**TEXTE**
------------------------------------

Conseil du statut de la femme

Le port du voile, d'hier à aujourd'hui

Port de signes religieux

À la suite de [l'éditorial de Marie-Andrée Chouinard du 1er octobre 2007->9365] sur l'avis du Conseil du statut de la femme en ce qui concerne le droit à l'égalité entre les femmes et les hommes et la liberté de religion, permettez-moi de dissiper une incompréhension qui laisse croire que le Conseil a modifié son opinion quant à sa recommandation de 1997 sur le port du voile pour les élèves dans les écoles.
En fait, il n'en est rien. Dans un avis publié en 1997 (Droits des femmes et diversité: avis du Conseil du statut de la femme), le Conseil avait recommandé qu'il soit permis aux jeunes filles de porter le voile dans les écoles. À ce sujet, la position du Conseil est toujours la même et le dernier avis ne la contredit pas.
La recommandation de 1997 était conséquente à une recherche du Conseil publiée en 1995 (Réflexion sur la question du port du voile à l'école) qui avait mis en lumière le fait que, l'école étant le lieu par excellence pour l'intégration sociale des enfants issus de l'immigration, il fallait éviter toute mesure qui risquerait de conduire à l'exclusion de jeunes filles de ce milieu. En ce sens, l'interdiction du port du voile nous semblait inappropriée. Le Conseil a donc fait, il y a 12 ans, le pari que le port du voile par certaines élèves devait être permis à l'école pour favoriser leur intégration. Il faut souligner que le Conseil ne s'est pas penché de nouveau sur cette question, laissant intacte la recommandation d'alors.

------------------------------------

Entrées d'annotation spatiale
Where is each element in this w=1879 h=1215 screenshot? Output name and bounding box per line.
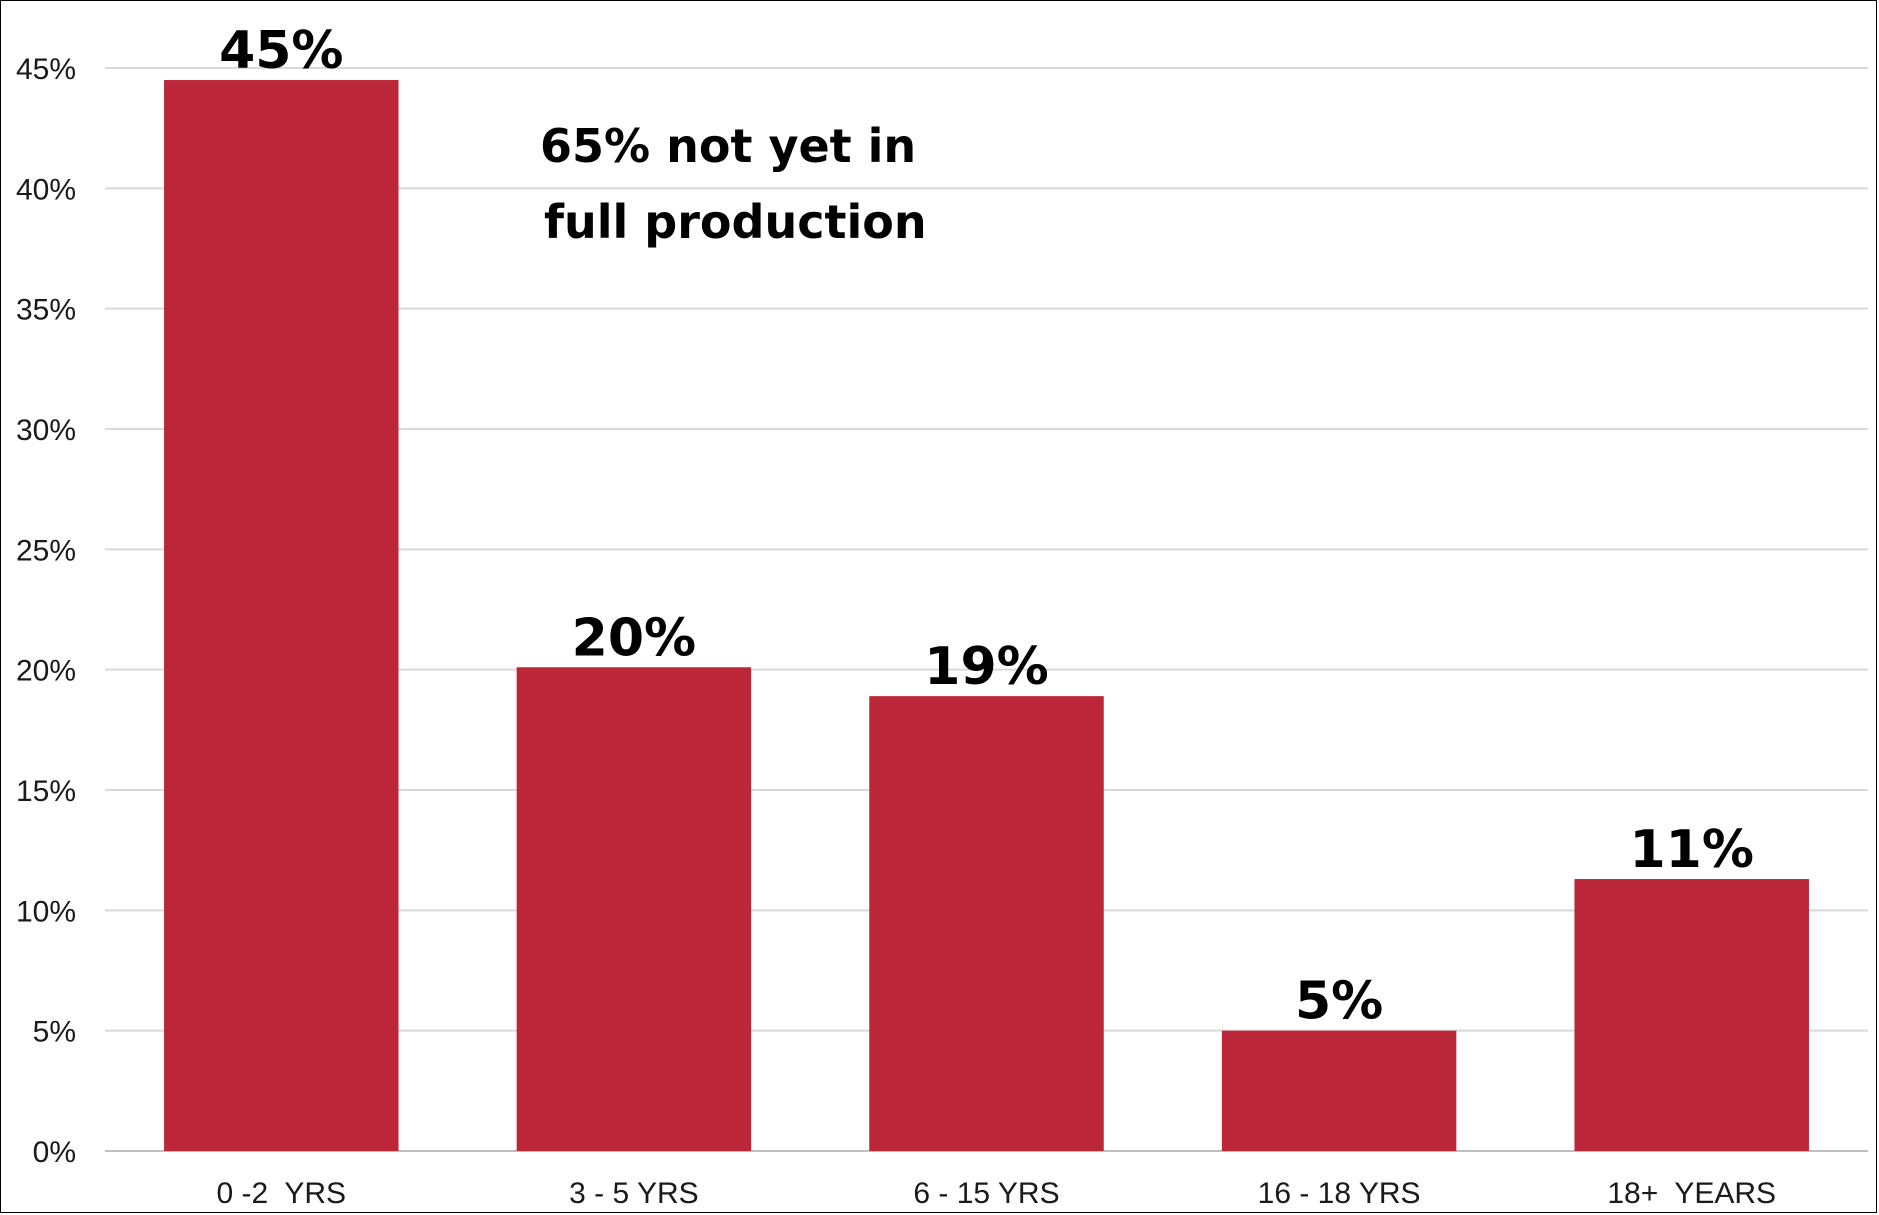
data-label: 45%	[219, 21, 343, 81]
bar	[869, 696, 1104, 1151]
y-axis-ticks: 0% 5% 10% 15% 20% 25% 30% 35% 40% 45%	[16, 53, 76, 1169]
y-tick-label: 45%	[16, 53, 76, 86]
x-tick-label: 6 - 15 YRS	[913, 1177, 1059, 1210]
y-tick-label: 10%	[16, 895, 76, 928]
gridlines	[105, 67, 1868, 1152]
data-label: 5%	[1295, 972, 1383, 1032]
x-tick-label: 3 - 5 YRS	[569, 1177, 699, 1210]
y-tick-label: 5%	[33, 1016, 76, 1049]
y-tick-label: 30%	[16, 414, 76, 447]
bar	[1574, 879, 1809, 1151]
annotation-line-1: 65% not yet in	[540, 119, 916, 173]
y-tick-label: 20%	[16, 655, 76, 688]
y-tick-label: 15%	[16, 775, 76, 808]
x-tick-label: 0 -2 YRS	[217, 1177, 347, 1210]
data-label: 19%	[924, 637, 1048, 697]
x-tick-label: 16 - 18 YRS	[1258, 1177, 1421, 1210]
annotation-line-2: full production	[544, 195, 927, 249]
x-tick-label: 18+ YEARS	[1607, 1177, 1776, 1210]
y-tick-label: 25%	[16, 534, 76, 567]
x-axis-ticks: 0 -2 YRS 3 - 5 YRS 6 - 15 YRS 16 - 18 YRS 18…	[217, 1177, 1777, 1210]
y-tick-label: 0%	[33, 1136, 76, 1169]
bar	[164, 80, 399, 1152]
data-label: 11%	[1629, 820, 1753, 880]
y-tick-label: 35%	[16, 294, 76, 327]
data-labels: 45% 20% 19% 5% 11%	[219, 21, 1754, 1032]
bar	[1221, 1030, 1457, 1151]
y-tick-label: 40%	[16, 173, 76, 206]
data-label: 20%	[572, 608, 696, 668]
bar	[516, 667, 752, 1151]
bars	[164, 80, 1809, 1152]
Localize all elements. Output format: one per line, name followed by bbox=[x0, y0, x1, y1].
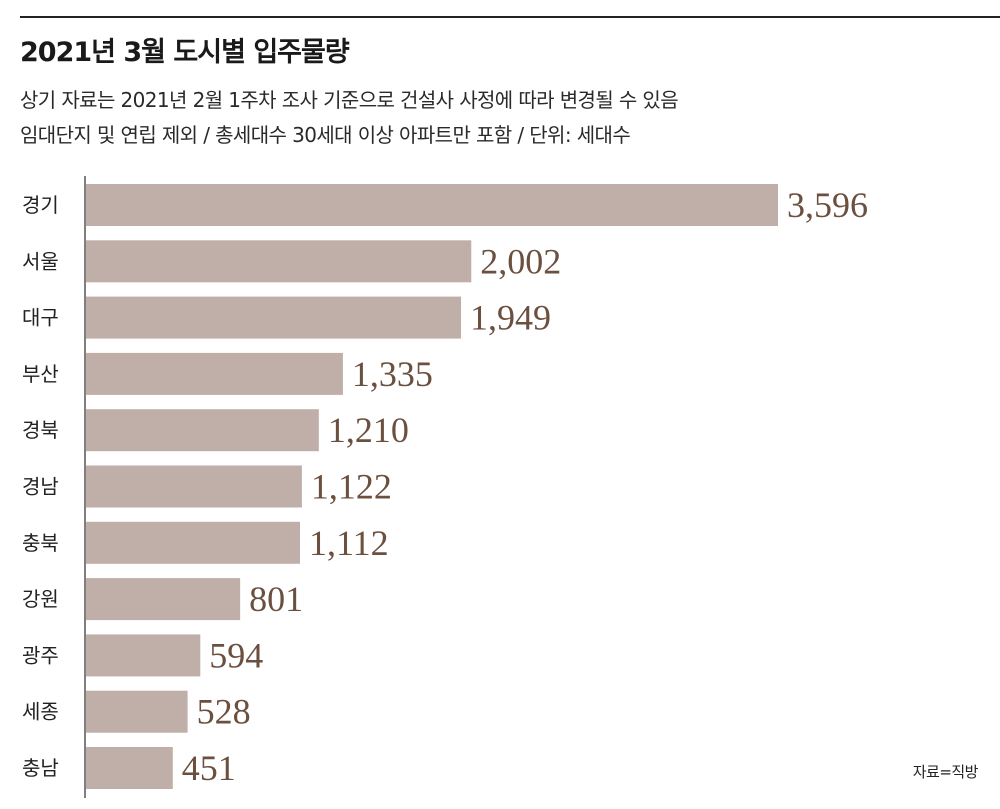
value-label: 1,112 bbox=[309, 523, 389, 563]
value-label: 594 bbox=[209, 635, 263, 675]
category-label: 서울 bbox=[22, 249, 59, 273]
bar bbox=[86, 465, 302, 508]
chart-subtitle-scope: 임대단지 및 연립 제외 / 총세대수 30세대 이상 아파트만 포함 / 단위… bbox=[20, 123, 631, 147]
bar bbox=[86, 296, 462, 339]
value-label: 801 bbox=[249, 579, 303, 619]
category-label: 광주 bbox=[22, 643, 59, 667]
category-label: 충북 bbox=[22, 531, 59, 555]
bar bbox=[86, 578, 241, 621]
category-label: 세종 bbox=[22, 700, 59, 724]
bar bbox=[86, 690, 188, 733]
bar bbox=[86, 240, 472, 283]
category-label: 부산 bbox=[22, 362, 59, 386]
value-label: 3,596 bbox=[787, 185, 868, 225]
category-label: 경남 bbox=[22, 475, 59, 499]
top-rule bbox=[20, 16, 1000, 18]
value-label: 2,002 bbox=[480, 241, 561, 281]
value-label: 451 bbox=[182, 748, 236, 788]
category-label: 강원 bbox=[22, 587, 59, 611]
bar bbox=[86, 634, 201, 677]
value-label: 1,122 bbox=[311, 467, 392, 507]
chart-subtitle-note: 상기 자료는 2021년 2월 1주차 조사 기준으로 건설사 사정에 따라 변… bbox=[20, 88, 679, 112]
category-label: 경기 bbox=[22, 193, 59, 217]
category-label: 대구 bbox=[22, 306, 59, 330]
source-credit: 자료=직방 bbox=[912, 763, 979, 781]
bar bbox=[86, 521, 300, 564]
category-label: 경북 bbox=[22, 418, 59, 442]
category-label: 충남 bbox=[22, 756, 59, 780]
bar bbox=[86, 184, 778, 226]
bar bbox=[86, 352, 343, 395]
chart-title: 2021년 3월 도시별 입주물량 bbox=[20, 37, 350, 68]
value-label: 1,949 bbox=[470, 298, 551, 338]
bar-chart: 경기 3,596 서울 2,002 대구 1,949 부산 1,335 경북 1,210 경남 1,1… bbox=[22, 176, 868, 798]
bar bbox=[86, 747, 173, 789]
value-label: 1,335 bbox=[352, 354, 433, 394]
bar bbox=[86, 409, 319, 452]
value-label: 1,210 bbox=[328, 410, 409, 450]
value-label: 528 bbox=[197, 692, 251, 732]
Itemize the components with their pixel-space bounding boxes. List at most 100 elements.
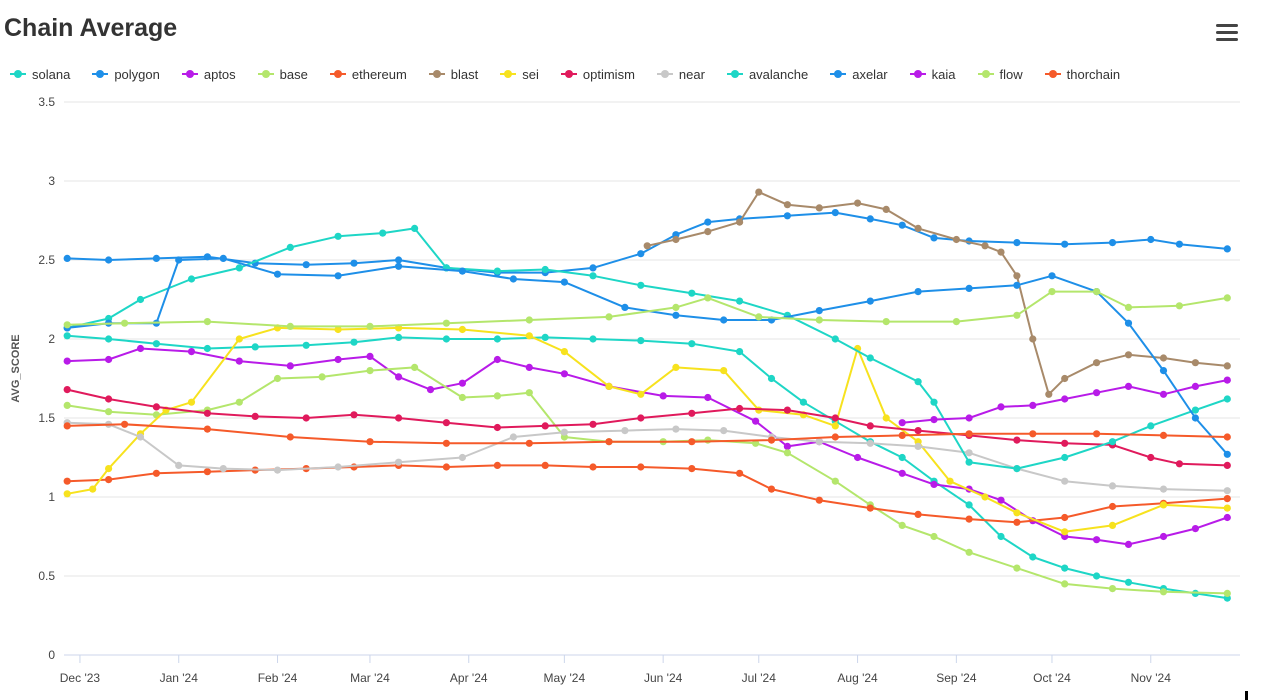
data-point-avalanche xyxy=(334,232,342,240)
data-point-optimism xyxy=(736,404,744,413)
x-tick-label: Aug '24 xyxy=(837,671,878,685)
data-point-solana xyxy=(799,398,808,406)
legend-swatch-icon xyxy=(726,70,743,78)
data-point-base xyxy=(525,389,533,397)
series-flow xyxy=(63,288,1231,330)
data-point-near xyxy=(1223,487,1231,495)
data-point-base xyxy=(63,401,71,409)
data-point-optimism xyxy=(251,412,259,420)
legend-item-base[interactable]: base xyxy=(257,67,308,82)
data-point-avalanche xyxy=(136,295,145,304)
data-point-avalanche xyxy=(1061,453,1069,462)
series-line-aptos xyxy=(66,347,1229,546)
data-point-base xyxy=(318,373,326,381)
data-point-thorchain xyxy=(121,420,129,428)
data-point-axelar xyxy=(621,303,629,311)
data-point-optimism xyxy=(1223,461,1231,469)
data-point-ethereum xyxy=(63,477,71,485)
hamburger-menu-icon[interactable] xyxy=(1216,24,1238,44)
legend-item-near[interactable]: near xyxy=(656,66,705,82)
data-point-sei xyxy=(1061,528,1069,536)
data-point-blast xyxy=(1045,390,1053,398)
legend-item-axelar[interactable]: axelar xyxy=(830,67,888,82)
data-point-solana xyxy=(302,341,310,349)
data-point-aptos xyxy=(783,442,792,450)
data-point-axelar xyxy=(965,284,973,292)
data-point-blast xyxy=(952,235,961,244)
data-point-aptos xyxy=(560,370,569,378)
data-point-solana xyxy=(1029,553,1037,561)
data-point-flow xyxy=(203,318,211,326)
data-point-solana xyxy=(493,335,501,343)
data-point-flow xyxy=(442,319,450,327)
data-point-solana xyxy=(736,348,744,356)
data-point-avalanche xyxy=(866,354,874,362)
data-point-base xyxy=(704,436,712,444)
legend-swatch-icon xyxy=(257,70,274,78)
data-point-avalanche xyxy=(493,267,501,275)
data-point-sei xyxy=(720,367,728,375)
legend-label: blast xyxy=(450,66,479,82)
data-point-polygon xyxy=(1013,239,1021,247)
data-point-sei xyxy=(637,390,645,398)
legend-item-thorchain[interactable]: thorchain xyxy=(1044,67,1120,82)
data-point-sei xyxy=(1013,509,1021,517)
data-point-flow xyxy=(1048,288,1056,296)
legend-item-sei[interactable]: sei xyxy=(500,67,539,82)
data-point-solana xyxy=(152,340,160,348)
legend-label: aptos xyxy=(203,66,236,82)
data-point-aptos xyxy=(136,344,145,353)
legend-item-kaia[interactable]: kaia xyxy=(909,67,956,82)
data-point-aptos xyxy=(366,352,374,360)
data-point-blast xyxy=(997,248,1005,256)
data-point-near xyxy=(1159,485,1168,493)
series-line-ethereum xyxy=(66,464,1229,524)
data-point-base xyxy=(965,548,973,556)
legend-item-polygon[interactable]: polygon xyxy=(92,67,160,82)
data-point-ethereum xyxy=(736,469,744,477)
data-point-optimism xyxy=(1175,460,1183,468)
legend-item-aptos[interactable]: aptos xyxy=(181,66,236,82)
data-point-polygon xyxy=(350,259,358,267)
data-point-optimism xyxy=(914,427,922,435)
data-point-polygon xyxy=(866,215,874,223)
data-point-solana xyxy=(541,333,549,341)
data-point-sei xyxy=(63,490,71,498)
legend-item-solana[interactable]: solana xyxy=(10,67,70,82)
data-point-ethereum xyxy=(767,485,776,493)
data-point-polygon xyxy=(898,221,906,229)
data-point-sei xyxy=(882,414,890,422)
data-point-polygon xyxy=(152,254,160,262)
data-point-avalanche xyxy=(411,224,419,232)
y-tick-label: 1.5 xyxy=(38,411,55,425)
data-point-axelar xyxy=(1191,414,1199,422)
data-point-avalanche xyxy=(688,289,696,297)
data-point-flow xyxy=(755,313,763,321)
data-point-thorchain xyxy=(63,422,71,430)
legend-item-blast[interactable]: blast xyxy=(428,66,479,82)
data-point-polygon xyxy=(1147,235,1155,244)
x-tick-label: Jan '24 xyxy=(160,671,199,685)
legend-label: near xyxy=(678,66,705,82)
data-point-near xyxy=(1061,477,1069,485)
data-point-blast xyxy=(882,205,890,213)
series-line-thorchain xyxy=(66,423,1229,445)
legend-swatch-icon xyxy=(1044,70,1061,78)
legend-item-ethereum[interactable]: ethereum xyxy=(329,67,407,82)
series-blast xyxy=(643,188,1231,398)
legend-item-flow[interactable]: flow xyxy=(977,67,1023,82)
data-point-ethereum xyxy=(442,463,450,471)
data-point-avalanche xyxy=(930,398,938,406)
data-point-aptos xyxy=(458,379,466,387)
data-point-sei xyxy=(1223,504,1231,512)
legend-item-avalanche[interactable]: avalanche xyxy=(726,67,808,82)
legend-swatch-icon xyxy=(909,70,926,78)
legend-item-optimism[interactable]: optimism xyxy=(560,67,635,82)
data-point-flow xyxy=(525,316,533,324)
data-point-ethereum xyxy=(637,463,645,471)
data-point-solana xyxy=(767,374,776,383)
data-point-axelar xyxy=(175,256,183,264)
data-point-thorchain xyxy=(1159,431,1168,439)
data-point-thorchain xyxy=(688,438,696,446)
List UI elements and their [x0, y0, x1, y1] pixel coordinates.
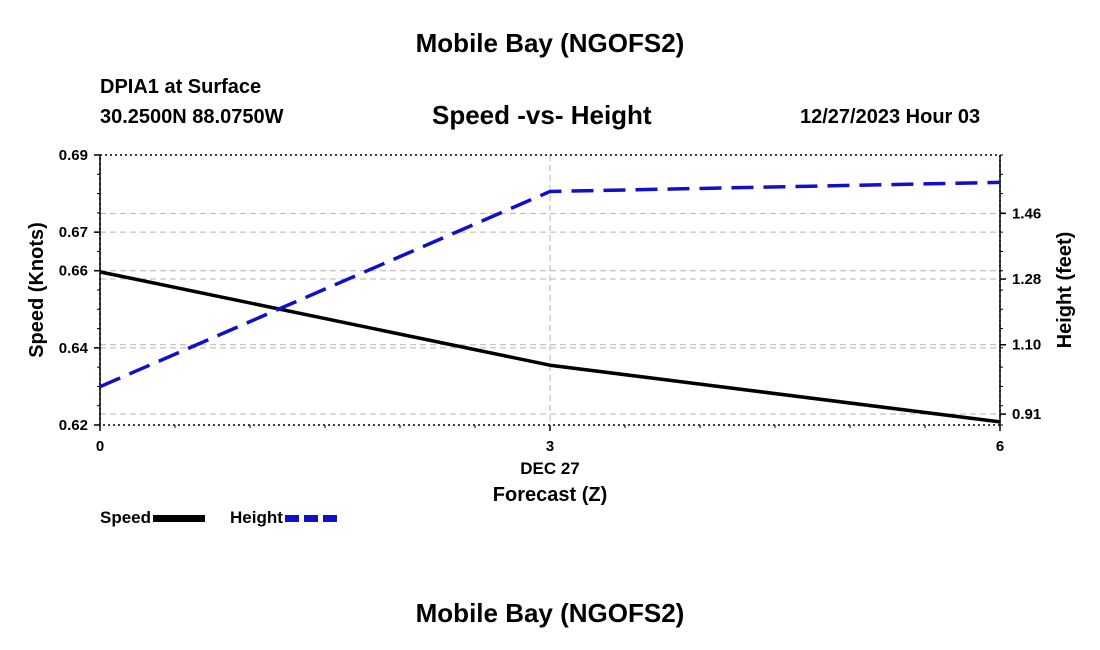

------------------------------------

**TRAVAIL DEMANDÉ**
D'après le texte, en quelle année le Conseil du statut de la femme a-t-il recommandé qu'on permette aux jeunes filles de porter le voile dans les écoles ? La liste constitue un matériau distinct du texte.

**RÉPONSE COMPLÈTE**
En 1997.